- **What you are asked to do**:
Would you quote the material below in full and unchanged?

Dataset items
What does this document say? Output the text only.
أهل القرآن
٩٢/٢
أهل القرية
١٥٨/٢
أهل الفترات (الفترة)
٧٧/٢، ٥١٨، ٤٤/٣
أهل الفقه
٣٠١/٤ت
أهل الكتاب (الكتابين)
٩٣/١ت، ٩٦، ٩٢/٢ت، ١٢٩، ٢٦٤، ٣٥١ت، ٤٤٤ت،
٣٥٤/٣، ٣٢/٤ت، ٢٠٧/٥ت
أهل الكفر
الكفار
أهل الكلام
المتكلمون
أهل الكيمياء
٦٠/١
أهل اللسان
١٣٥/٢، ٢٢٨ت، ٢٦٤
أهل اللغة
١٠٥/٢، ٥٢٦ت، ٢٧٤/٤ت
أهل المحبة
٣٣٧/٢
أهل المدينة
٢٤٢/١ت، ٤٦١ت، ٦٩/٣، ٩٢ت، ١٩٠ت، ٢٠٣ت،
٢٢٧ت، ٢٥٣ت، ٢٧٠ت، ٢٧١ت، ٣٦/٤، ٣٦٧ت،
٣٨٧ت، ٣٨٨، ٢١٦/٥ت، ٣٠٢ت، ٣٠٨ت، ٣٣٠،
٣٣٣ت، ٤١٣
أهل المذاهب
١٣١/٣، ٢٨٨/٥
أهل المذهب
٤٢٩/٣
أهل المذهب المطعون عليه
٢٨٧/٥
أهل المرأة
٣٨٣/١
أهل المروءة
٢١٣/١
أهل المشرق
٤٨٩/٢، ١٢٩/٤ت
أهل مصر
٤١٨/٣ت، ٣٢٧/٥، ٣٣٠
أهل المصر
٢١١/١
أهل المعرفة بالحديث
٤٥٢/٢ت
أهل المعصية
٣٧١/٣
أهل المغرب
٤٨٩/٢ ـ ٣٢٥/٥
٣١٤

- **Output of the task**:
What does this document say? Output the text only.
أهل القرآن
٩٢/٢
أهل القرية
١٥٨/٢
أهل الفترات (الفترة)
٧٧/٢، ٥١٨، ٤٤/٣
أهل الفقه
٣٠١/٤ت
أهل الكتاب (الكتابين)
٩٣/١ت، ٩٦، ٩٢/٢ت، ١٢٩، ٢٦٤، ٣٥١ت، ٤٤٤ت،
٣٥٤/٣، ٣٢/٤ت، ٢٠٧/٥ت
أهل الكفر
الكفار
أهل الكلام
المتكلمون
أهل الكيمياء
٦٠/١
أهل اللسان
١٣٥/٢، ٢٢٨ت، ٢٦٤
أهل اللغة
١٠٥/٢، ٥٢٦ت، ٢٧٤/٤ت
أهل المحبة
٣٣٧/٢
أهل المدينة
٢٤٢/١ت، ٤٦١ت، ٦٩/٣، ٩٢ت، ١٩٠ت، ٢٠٣ت،
٢٢٧ت، ٢٥٣ت، ٢٧٠ت، ٢٧١ت، ٣٦/٤، ٣٦٧ت،
٣٨٧ت، ٣٨٨، ٢١٦/٥ت، ٣٠٢ت، ٣٠٨ت، ٣٣٠،
٣٣٣ت، ٤١٣
أهل المذاهب
١٣١/٣، ٢٨٨/٥
أهل المذهب
٤٢٩/٣
أهل المذهب المطعون عليه
٢٨٧/٥
أهل المرأة
٣٨٣/١
أهل المروءة
٢١٣/١
أهل المشرق
٤٨٩/٢، ١٢٩/٤ت
أهل مصر
٤١٨/٣ت، ٣٢٧/٥، ٣٣٠
أهل المصر
٢١١/١
أهل المعرفة بالحديث
٤٥٢/٢ت
أهل المعصية
٣٧١/٣
أهل المغرب
٤٨٩/٢ ـ ٣٢٥/٥
٣١٤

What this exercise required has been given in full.